▸ GOAL
Set down every entry word for word. Omit the pictures.

################

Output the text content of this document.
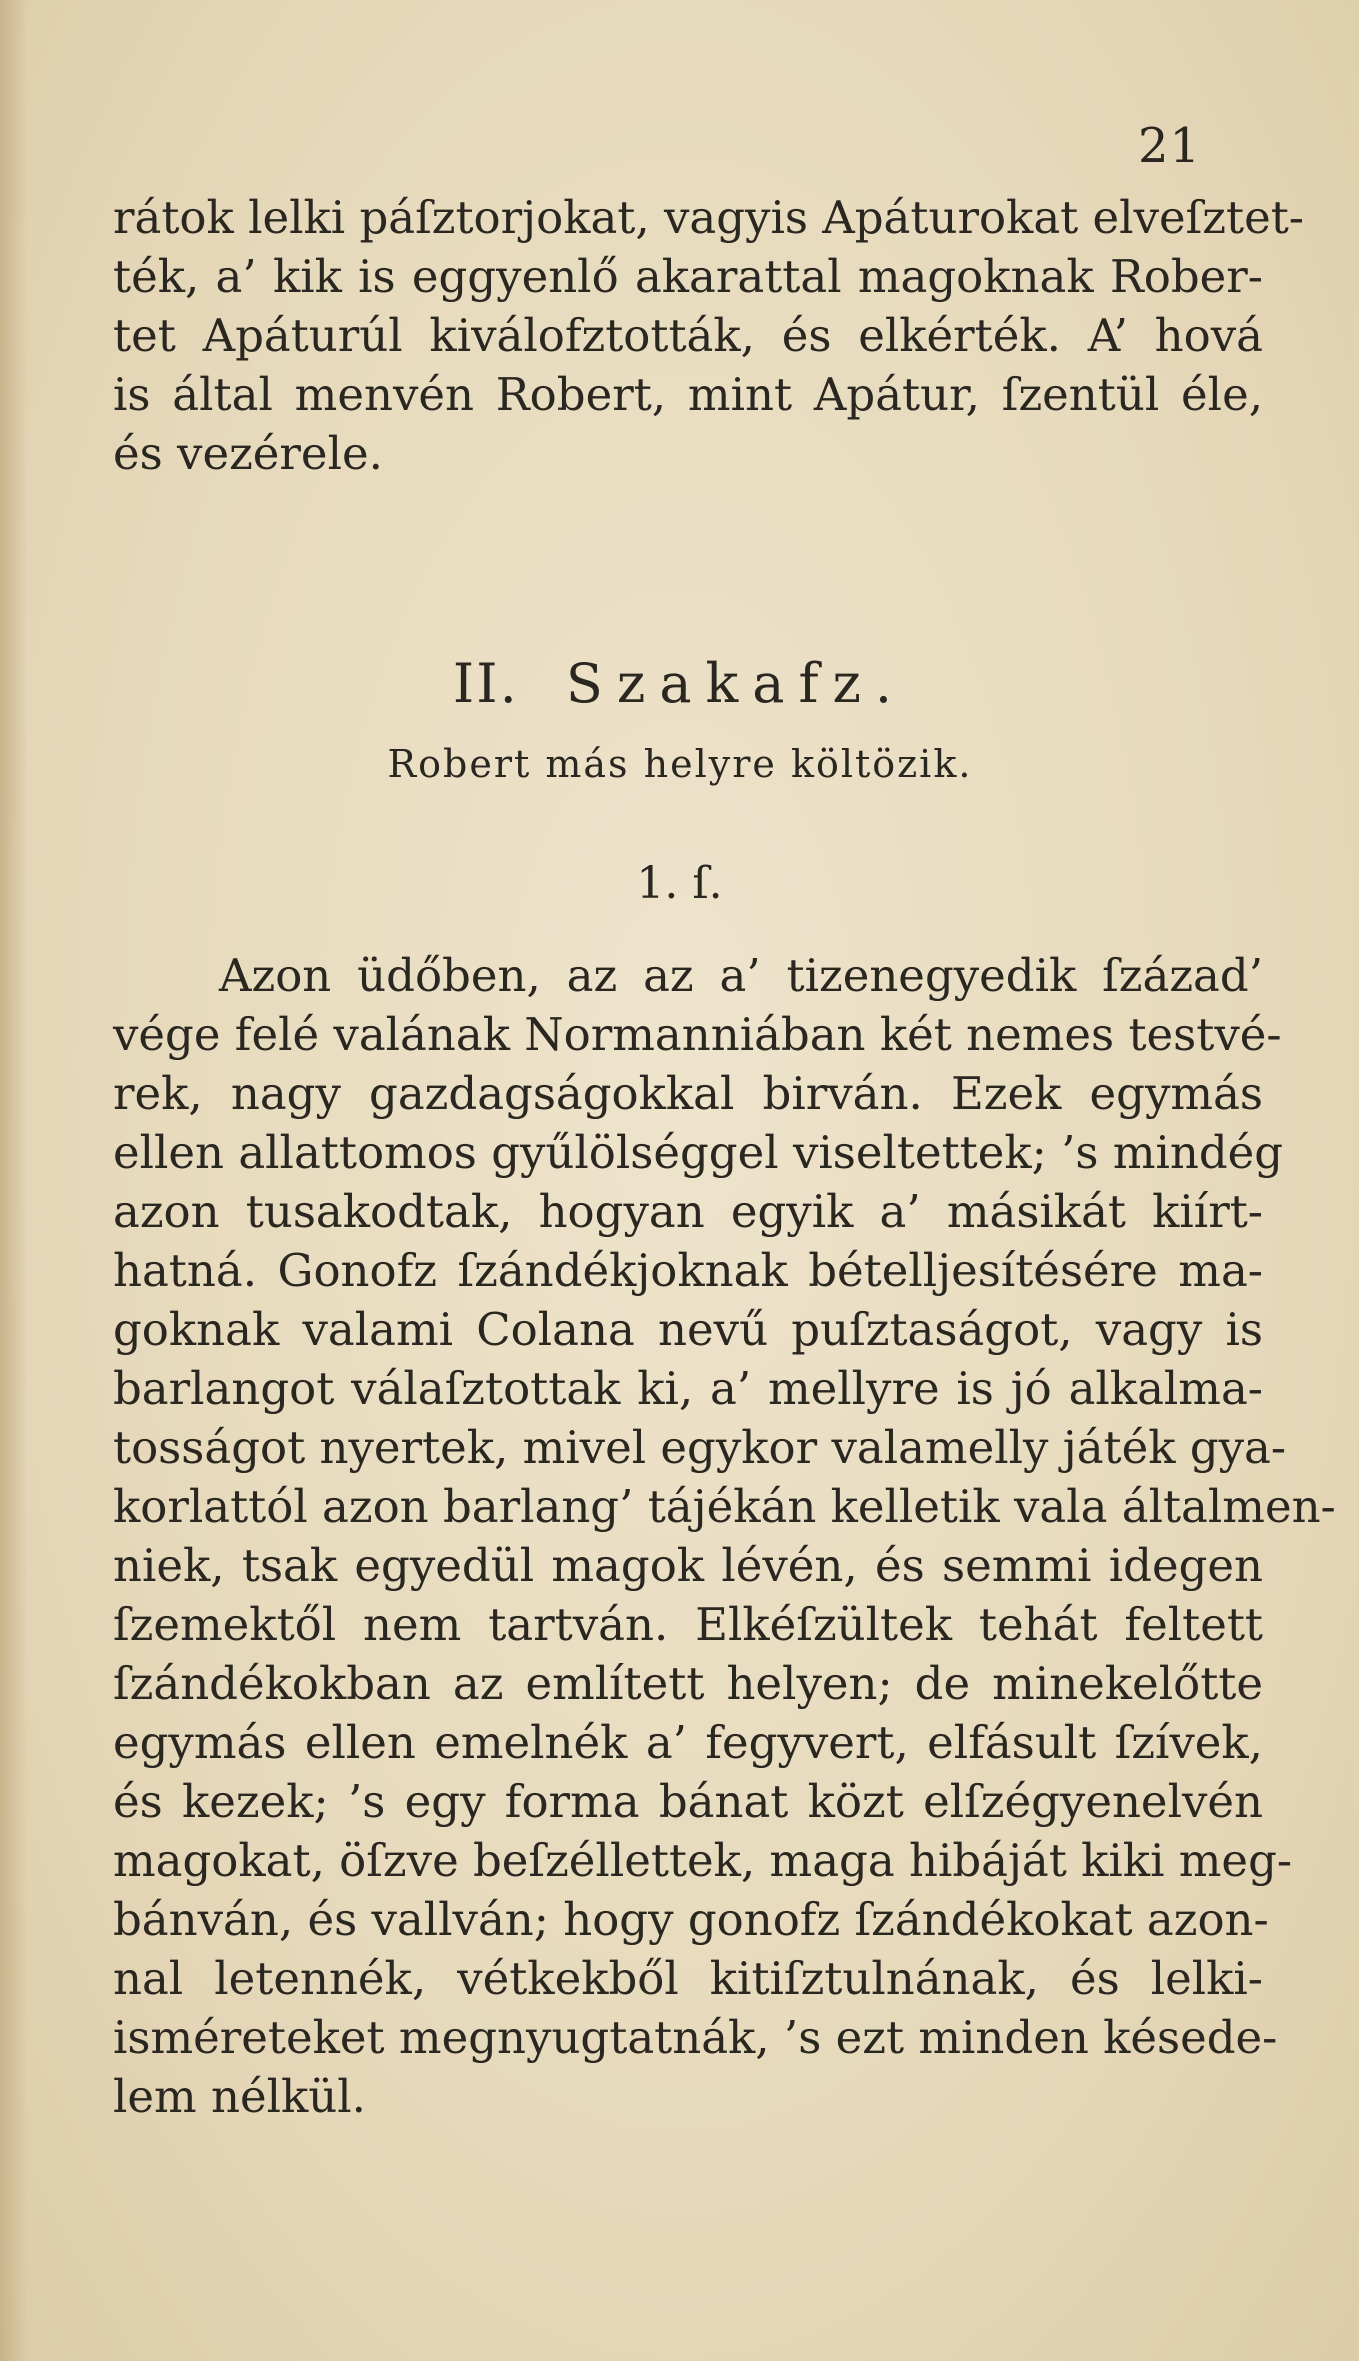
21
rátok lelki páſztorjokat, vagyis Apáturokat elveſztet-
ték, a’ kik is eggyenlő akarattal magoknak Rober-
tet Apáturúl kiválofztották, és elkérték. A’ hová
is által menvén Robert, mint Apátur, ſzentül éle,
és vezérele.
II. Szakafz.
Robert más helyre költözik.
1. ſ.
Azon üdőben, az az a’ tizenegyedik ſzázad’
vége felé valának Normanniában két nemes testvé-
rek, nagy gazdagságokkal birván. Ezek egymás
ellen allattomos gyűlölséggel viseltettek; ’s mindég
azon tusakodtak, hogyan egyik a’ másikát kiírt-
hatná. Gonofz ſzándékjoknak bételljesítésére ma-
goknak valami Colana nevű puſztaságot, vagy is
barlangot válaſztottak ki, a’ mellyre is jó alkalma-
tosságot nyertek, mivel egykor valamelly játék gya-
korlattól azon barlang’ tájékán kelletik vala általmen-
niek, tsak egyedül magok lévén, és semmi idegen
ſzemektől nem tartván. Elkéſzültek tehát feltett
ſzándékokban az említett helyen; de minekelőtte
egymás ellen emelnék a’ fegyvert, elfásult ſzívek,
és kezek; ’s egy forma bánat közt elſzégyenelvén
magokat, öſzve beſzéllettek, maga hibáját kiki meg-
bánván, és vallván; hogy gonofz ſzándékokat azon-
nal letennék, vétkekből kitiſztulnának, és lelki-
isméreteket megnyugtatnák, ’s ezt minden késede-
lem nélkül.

################

▸ CORRECT ANSWER
Output the text content of this document.
21
rátok lelki páſztorjokat, vagyis Apáturokat elveſztet-
ték, a’ kik is eggyenlő akarattal magoknak Rober-
tet Apáturúl kiválofztották, és elkérték. A’ hová
is által menvén Robert, mint Apátur, ſzentül éle,
és vezérele.
II. Szakafz.
Robert más helyre költözik.
1. ſ.
Azon üdőben, az az a’ tizenegyedik ſzázad’
vége felé valának Normanniában két nemes testvé-
rek, nagy gazdagságokkal birván. Ezek egymás
ellen allattomos gyűlölséggel viseltettek; ’s mindég
azon tusakodtak, hogyan egyik a’ másikát kiírt-
hatná. Gonofz ſzándékjoknak bételljesítésére ma-
goknak valami Colana nevű puſztaságot, vagy is
barlangot válaſztottak ki, a’ mellyre is jó alkalma-
tosságot nyertek, mivel egykor valamelly játék gya-
korlattól azon barlang’ tájékán kelletik vala általmen-
niek, tsak egyedül magok lévén, és semmi idegen
ſzemektől nem tartván. Elkéſzültek tehát feltett
ſzándékokban az említett helyen; de minekelőtte
egymás ellen emelnék a’ fegyvert, elfásult ſzívek,
és kezek; ’s egy forma bánat közt elſzégyenelvén
magokat, öſzve beſzéllettek, maga hibáját kiki meg-
bánván, és vallván; hogy gonofz ſzándékokat azon-
nal letennék, vétkekből kitiſztulnának, és lelki-
isméreteket megnyugtatnák, ’s ezt minden késede-
lem nélkül.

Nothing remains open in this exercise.